• _Challenge 1_
In the article about the archery range finder, where is Almgren Associates Inc. located?

• _Quoted text_
===

When the Galileo Deep Space Probe still was just a good idea, Bernie Windauer designed structures to test its instruments, fuel tank and heat exchanger.

He designed test fixtures for the Tomahawk cruise missile and top-secret U.S. military Skunk Works surveillance.

His resume lists his work designing and building massive coal- and earth-moving equipment, rinser/dryer prototypes for microchip processor manufacturers, emission ducting for an aluminum smelter and rifle scopes now used by U.S. military snipers.

Now the Kalispell man's latest project may help avid archers bag their next bull elk.

Windauer is developing software for an advanced hand-held laser range finder that will determine the aerodynamic drag on any arrow a marksman may launch.

He's talking with companies which could produce the range finder to plug his new software into. A few different companies are showing interest in the project, but he hasn't sealed a deal yet.

He and his partners in this project, nationally known ballistic systems engineers Ted Almgren and Bill McDonald of Almgren Associates Inc. in Darby, are conducting archery tests now.

From those will come the range finder that can be pre-programmed with the arrow shaft's length, diameter, type of fletching, shaft composition and distance to a target so an archer can determine trajectory for the shot. Measurements of air density will be factored in, making it possible to determine an arrow's efficiency.

Last week, the testing got under way in earnest.

For some time, Windauer had been searching the Flathead Valley for a suitable testing facility. Because his electronics are temperature-sensitive, he needed an indoor range. One by one, the natural choices for building size and openness from Majestic Valley Arena on down the line did not pan out.

===

[Item positions]
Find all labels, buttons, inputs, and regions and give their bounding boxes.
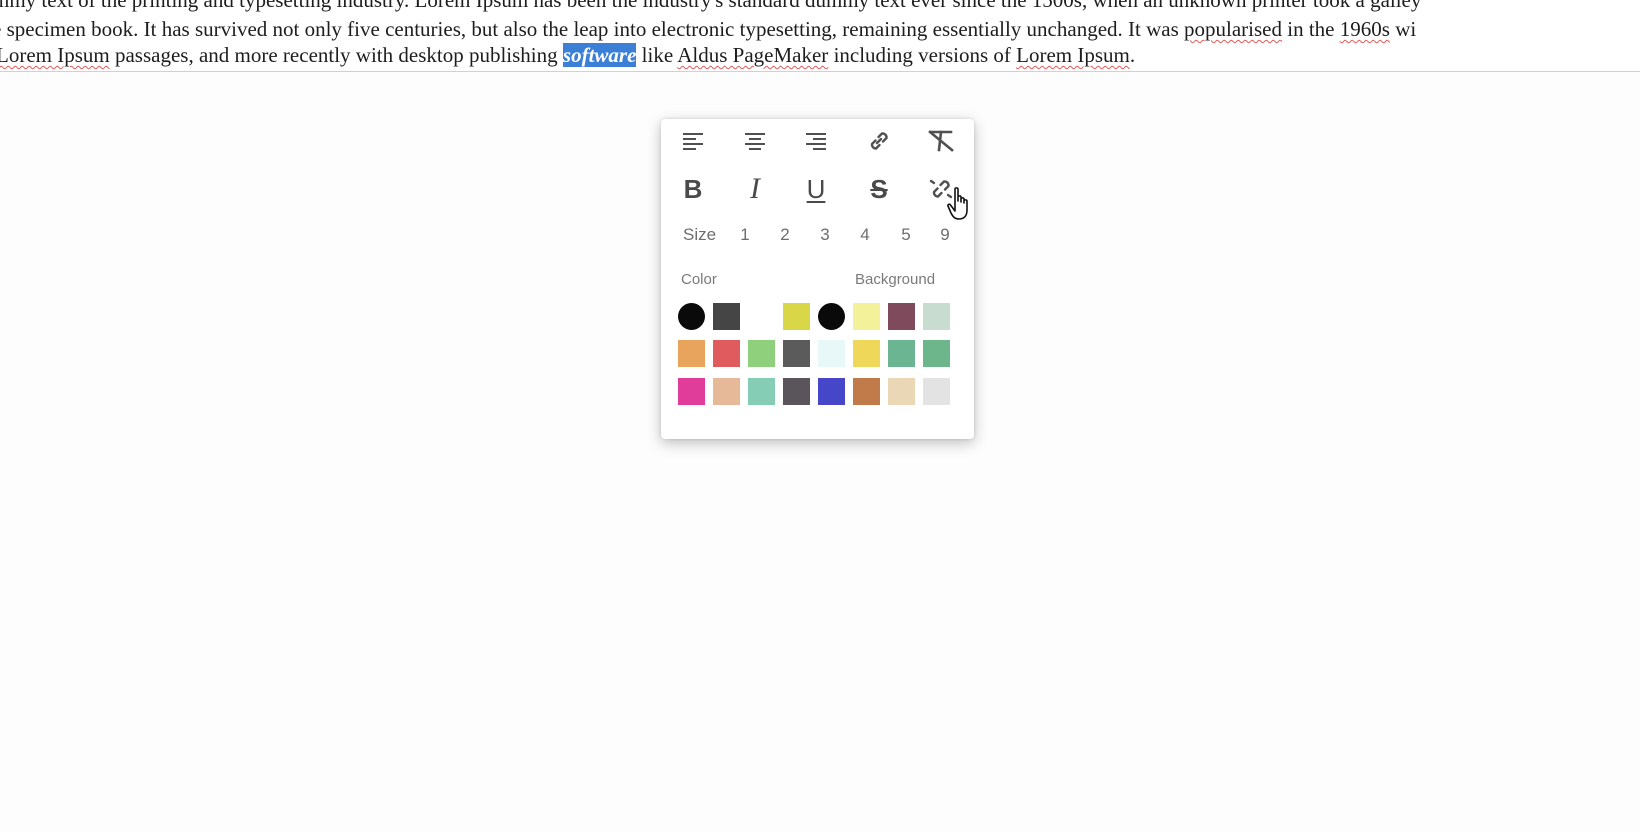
color-swatch[interactable] xyxy=(888,340,915,367)
align-right-button[interactable] xyxy=(798,123,834,159)
color-swatch[interactable] xyxy=(783,340,810,367)
color-swatch[interactable] xyxy=(853,303,880,330)
spell-flagged-word: Lorem Ipsum xyxy=(0,43,110,67)
link-icon xyxy=(870,132,888,150)
spell-flagged-word: popularised xyxy=(1184,17,1282,41)
color-swatch[interactable] xyxy=(713,303,740,330)
text-segment: e specimen book. It has survived not onl… xyxy=(0,17,1185,41)
color-swatch[interactable] xyxy=(713,378,740,405)
color-swatch[interactable] xyxy=(818,340,845,367)
insert-link-button[interactable] xyxy=(861,123,897,159)
align-left-button[interactable] xyxy=(675,123,711,159)
underline-button[interactable]: U xyxy=(798,171,834,207)
spell-flagged-word: Aldus PageMaker xyxy=(677,43,829,67)
color-swatch[interactable] xyxy=(783,303,810,330)
color-swatch[interactable] xyxy=(888,303,915,330)
color-swatch[interactable] xyxy=(748,303,775,330)
color-swatch[interactable] xyxy=(783,378,810,405)
size-option-5[interactable]: 5 xyxy=(894,225,918,245)
color-swatch[interactable] xyxy=(853,340,880,367)
unlink-button[interactable] xyxy=(923,171,959,207)
color-swatch[interactable] xyxy=(678,378,705,405)
bold-label: B xyxy=(683,174,703,204)
color-swatch[interactable] xyxy=(818,303,845,330)
bold-button[interactable]: B xyxy=(675,171,711,207)
underline-label: U xyxy=(806,174,826,204)
align-left-icon xyxy=(683,133,703,150)
size-option-1[interactable]: 1 xyxy=(733,225,757,245)
size-option-2[interactable]: 2 xyxy=(773,225,797,245)
color-swatch[interactable] xyxy=(678,340,705,367)
size-option-9[interactable]: 9 xyxy=(933,225,957,245)
spell-flagged-word: 1960s xyxy=(1339,17,1390,41)
text-segment: like xyxy=(636,43,678,67)
italic-label: I xyxy=(750,172,760,205)
color-swatch[interactable] xyxy=(678,303,705,330)
align-right-icon xyxy=(806,133,826,150)
color-swatch[interactable] xyxy=(923,378,950,405)
text-line-1[interactable]: mmy text of the printing and typesetting… xyxy=(0,0,1421,13)
clear-format-button[interactable] xyxy=(923,123,959,159)
color-swatch[interactable] xyxy=(748,340,775,367)
color-swatch[interactable] xyxy=(853,378,880,405)
text-line-3[interactable]: Lorem Ipsum passages, and more recently … xyxy=(0,42,1135,68)
spell-flagged-word: Lorem Ipsum xyxy=(1016,43,1130,67)
background-label: Background xyxy=(855,271,936,288)
color-swatch[interactable] xyxy=(888,378,915,405)
align-center-icon xyxy=(745,133,765,150)
color-swatch[interactable] xyxy=(923,303,950,330)
text-segment: . xyxy=(1129,43,1136,67)
size-label: Size xyxy=(683,225,717,244)
color-swatch[interactable] xyxy=(748,378,775,405)
color-swatch[interactable] xyxy=(713,340,740,367)
unlink-icon xyxy=(929,179,953,199)
text-segment: wi xyxy=(1389,17,1417,41)
text-segment: passages, and more recently with desktop… xyxy=(109,43,563,67)
document-editor[interactable]: mmy text of the printing and typesetting… xyxy=(0,0,1640,72)
strikethrough-label: S xyxy=(870,174,888,204)
size-option-3[interactable]: 3 xyxy=(813,225,837,245)
color-label: Color xyxy=(681,271,717,288)
format-popup: B I U S Size 1 2 3 4 5 9 Color Backgroun… xyxy=(661,119,974,439)
strikethrough-button[interactable]: S xyxy=(861,171,897,207)
text-line-2[interactable]: e specimen book. It has survived not onl… xyxy=(0,16,1416,42)
align-center-button[interactable] xyxy=(737,123,773,159)
color-swatch[interactable] xyxy=(923,340,950,367)
clear-format-icon xyxy=(928,130,954,152)
size-option-4[interactable]: 4 xyxy=(853,225,877,245)
text-segment: in the xyxy=(1282,17,1340,41)
italic-button[interactable]: I xyxy=(737,171,773,207)
color-swatch[interactable] xyxy=(818,378,845,405)
text-segment: including versions of xyxy=(828,43,1017,67)
selected-text[interactable]: software xyxy=(562,43,637,67)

===

• _Challenge 2_
How many lines in the entries above contain the string "unlink"? Reply with the number only.

• _Full response 1_
Darby

• _Full response 2_
2